Exercise goal | Below are records. Count every line containing the word "полковъ" and give the number alone.

Data entries |
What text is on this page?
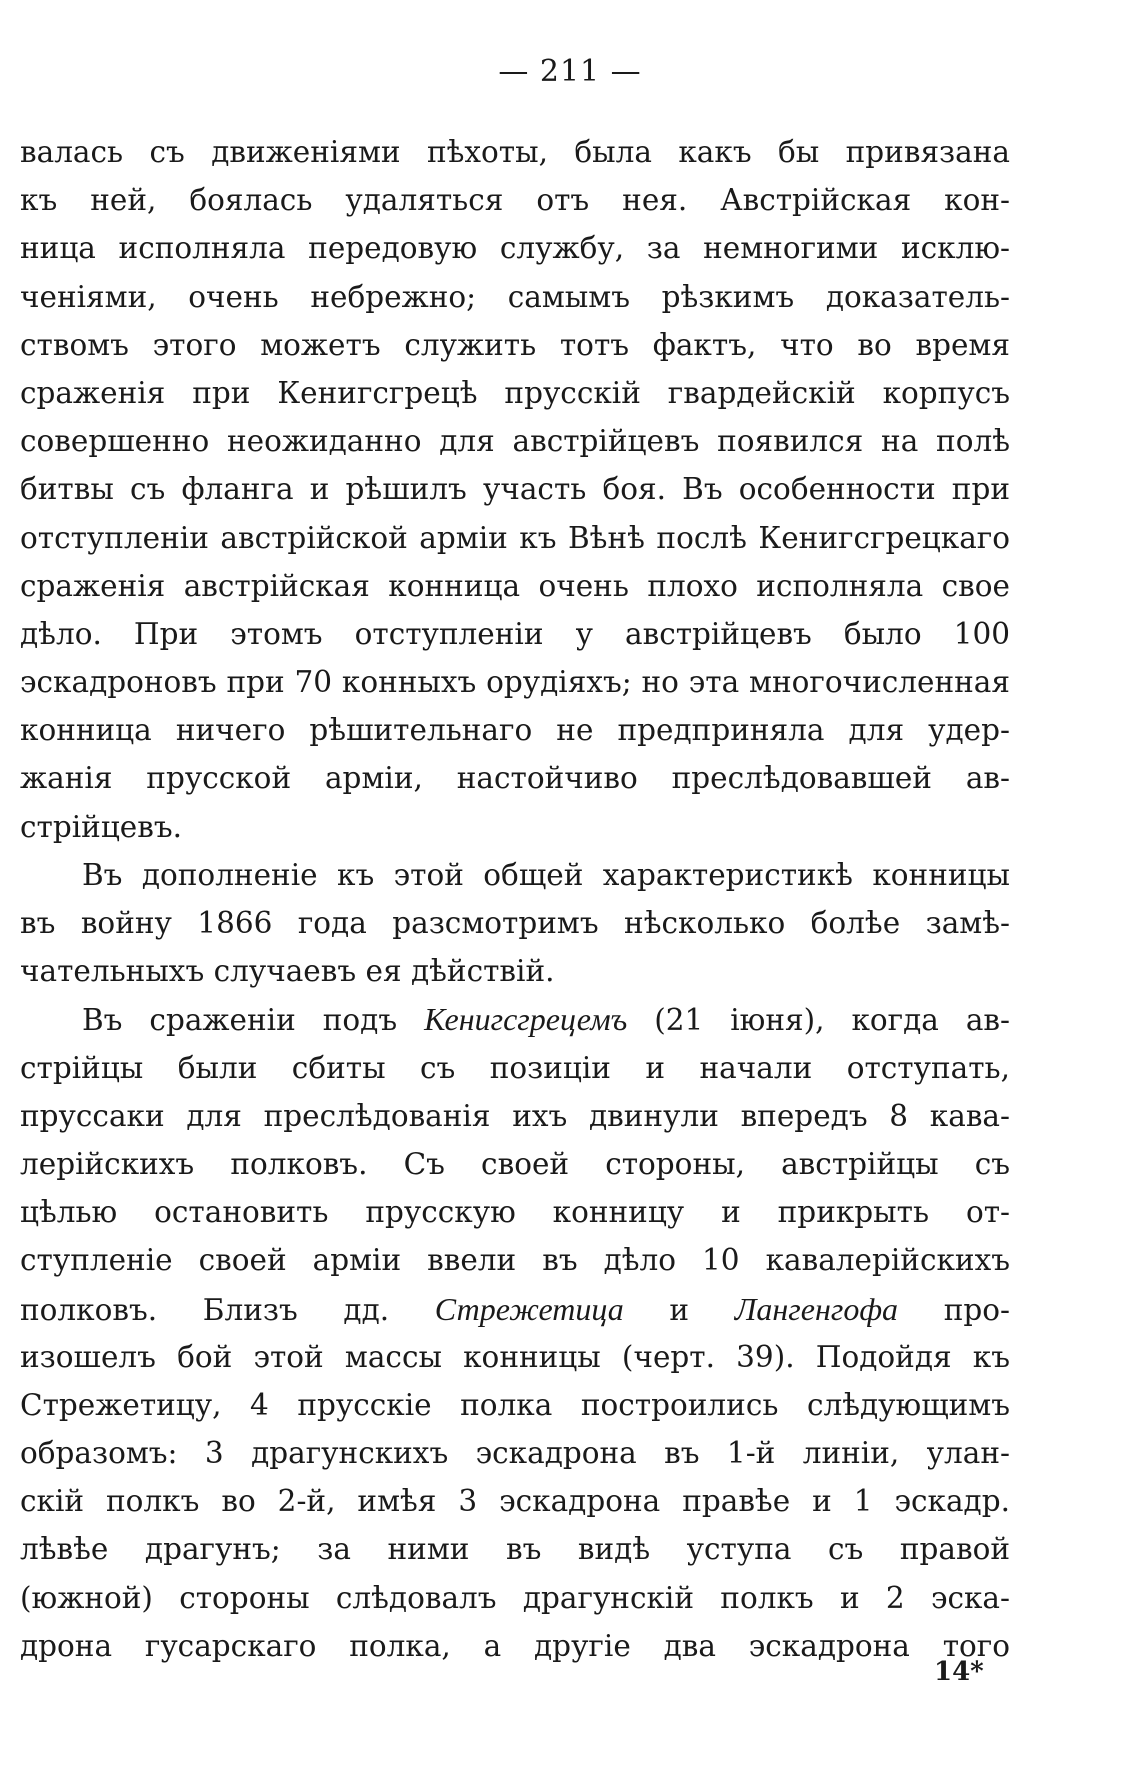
— 211 —
валась съ движеніями пѣхоты, была какъ бы привязана
къ ней, боялась удаляться отъ нея. Австрійская кон-
ница исполняла передовую службу, за немногими исклю-
ченіями, очень небрежно; самымъ рѣзкимъ доказатель-
ствомъ этого можетъ служить тотъ фактъ, что во время
сраженія при Кенигсгрецѣ прусскій гвардейскій корпусъ
совершенно неожиданно для австрійцевъ появился на полѣ
битвы съ фланга и рѣшилъ участь боя. Въ особенности при
отступленіи австрійской арміи къ Вѣнѣ послѣ Кенигсгрецкаго
сраженія австрійская конница очень плохо исполняла свое
дѣло. При этомъ отступленіи у австрійцевъ было 100
эскадроновъ при 70 конныхъ орудіяхъ; но эта многочисленная
конница ничего рѣшительнаго не предприняла для удер-
жанія прусской арміи, настойчиво преслѣдовавшей ав-
стрійцевъ.
Въ дополненіе къ этой общей характеристикѣ конницы
въ войну 1866 года разсмотримъ нѣсколько болѣе замѣ-
чательныхъ случаевъ ея дѣйствій.
Въ сраженіи подъ Кенигсгрецемъ (21 іюня), когда ав-
стрійцы были сбиты съ позиціи и начали отступать,
пруссаки для преслѣдованія ихъ двинули впередъ 8 кава-
лерійскихъ полковъ. Съ своей стороны, австрійцы съ
цѣлью остановить прусскую конницу и прикрыть от-
ступленіе своей арміи ввели въ дѣло 10 кавалерійскихъ
полковъ. Близъ дд. Стрежетица и Лангенгофа про-
изошелъ бой этой массы конницы (черт. 39). Подойдя къ
Стрежетицу, 4 прусскіе полка построились слѣдующимъ
образомъ: 3 драгунскихъ эскадрона въ 1-й линіи, улан-
скій полкъ во 2-й, имѣя 3 эскадрона правѣе и 1 эскадр.
лѣвѣе драгунъ; за ними въ видѣ уступа съ правой
(южной) стороны слѣдовалъ драгунскій полкъ и 2 эска-
дрона гусарскаго полка, а другіе два эскадрона того
14*
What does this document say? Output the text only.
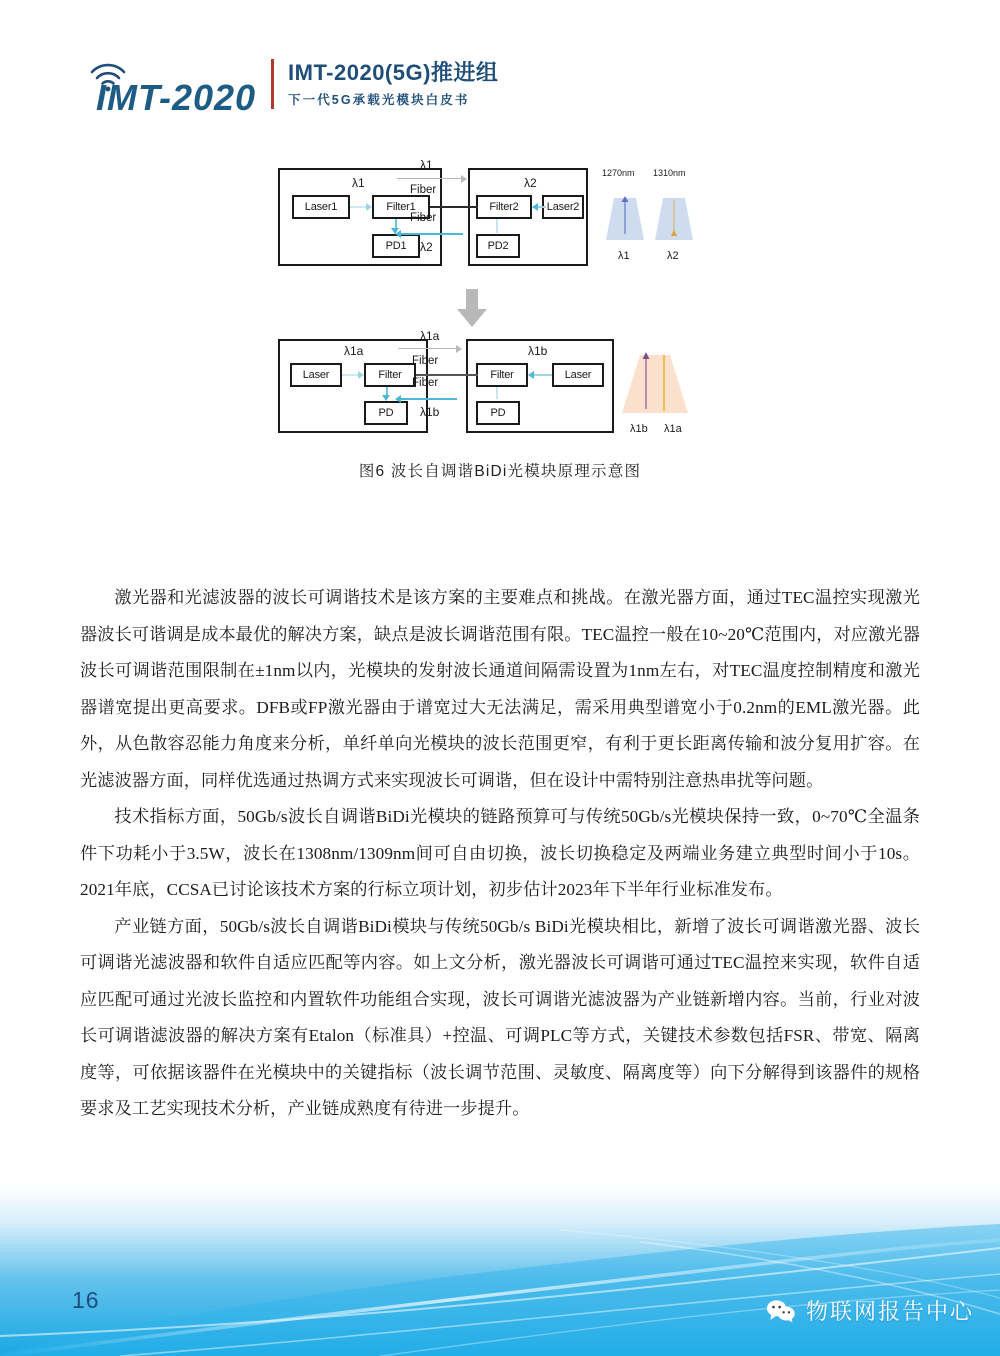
IMT-2020
IMT-2020(5G)推进组
下一代5G承载光模块白皮书
Laser1	Filter1
PD1
λ1
Filter2	Laser2
PD2
λ2
λ1
Fiber
Fiber
λ2
1270nm 1310nm
λ1	λ2
Laser	Filter
PD
λ1a
Filter	Laser
PD
λ1b
λ1a
Fiber
Fiber
λ1b
λ1b λ1a
图6 波长自调谐BiDi光模块原理示意图

激光器和光滤波器的波长可调谐技术是该方案的主要难点和挑战。在激光器方面，通过TEC温控实现激光器波长可谐调是成本最优的解决方案，缺点是波长调谐范围有限。TEC温控一般在10~20℃范围内，对应激光器波长可调谐范围限制在±1nm以内，光模块的发射波长通道间隔需设置为1nm左右，对TEC温度控制精度和激光器谱宽提出更高要求。DFB或FP激光器由于谱宽过大无法满足，需采用典型谱宽小于0.2nm的EML激光器。此外，从色散容忍能力角度来分析，单纤单向光模块的波长范围更窄，有利于更长距离传输和波分复用扩容。在光滤波器方面，同样优选通过热调方式来实现波长可调谐，但在设计中需特别注意热串扰等问题。

技术指标方面，50Gb/s波长自调谐BiDi光模块的链路预算可与传统50Gb/s光模块保持一致，0~70℃全温条件下功耗小于3.5W，波长在1308nm/1309nm间可自由切换，波长切换稳定及两端业务建立典型时间小于10s。2021年底，CCSA已讨论该技术方案的行标立项计划，初步估计2023年下半年行业标准发布。

产业链方面，50Gb/s波长自调谐BiDi模块与传统50Gb/s BiDi光模块相比，新增了波长可调谐激光器、波长可调谐光滤波器和软件自适应匹配等内容。如上文分析，激光器波长可调谐可通过TEC温控来实现，软件自适应匹配可通过光波长监控和内置软件功能组合实现，波长可调谐光滤波器为产业链新增内容。当前，行业对波长可调谐滤波器的解决方案有Etalon（标准具）+控温、可调PLC等方式，关键技术参数包括FSR、带宽、隔离度等，可依据该器件在光模块中的关键指标（波长调节范围、灵敏度、隔离度等）向下分解得到该器件的规格要求及工艺实现技术分析，产业链成熟度有待进一步提升。

16	物联网报告中心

Final result | 2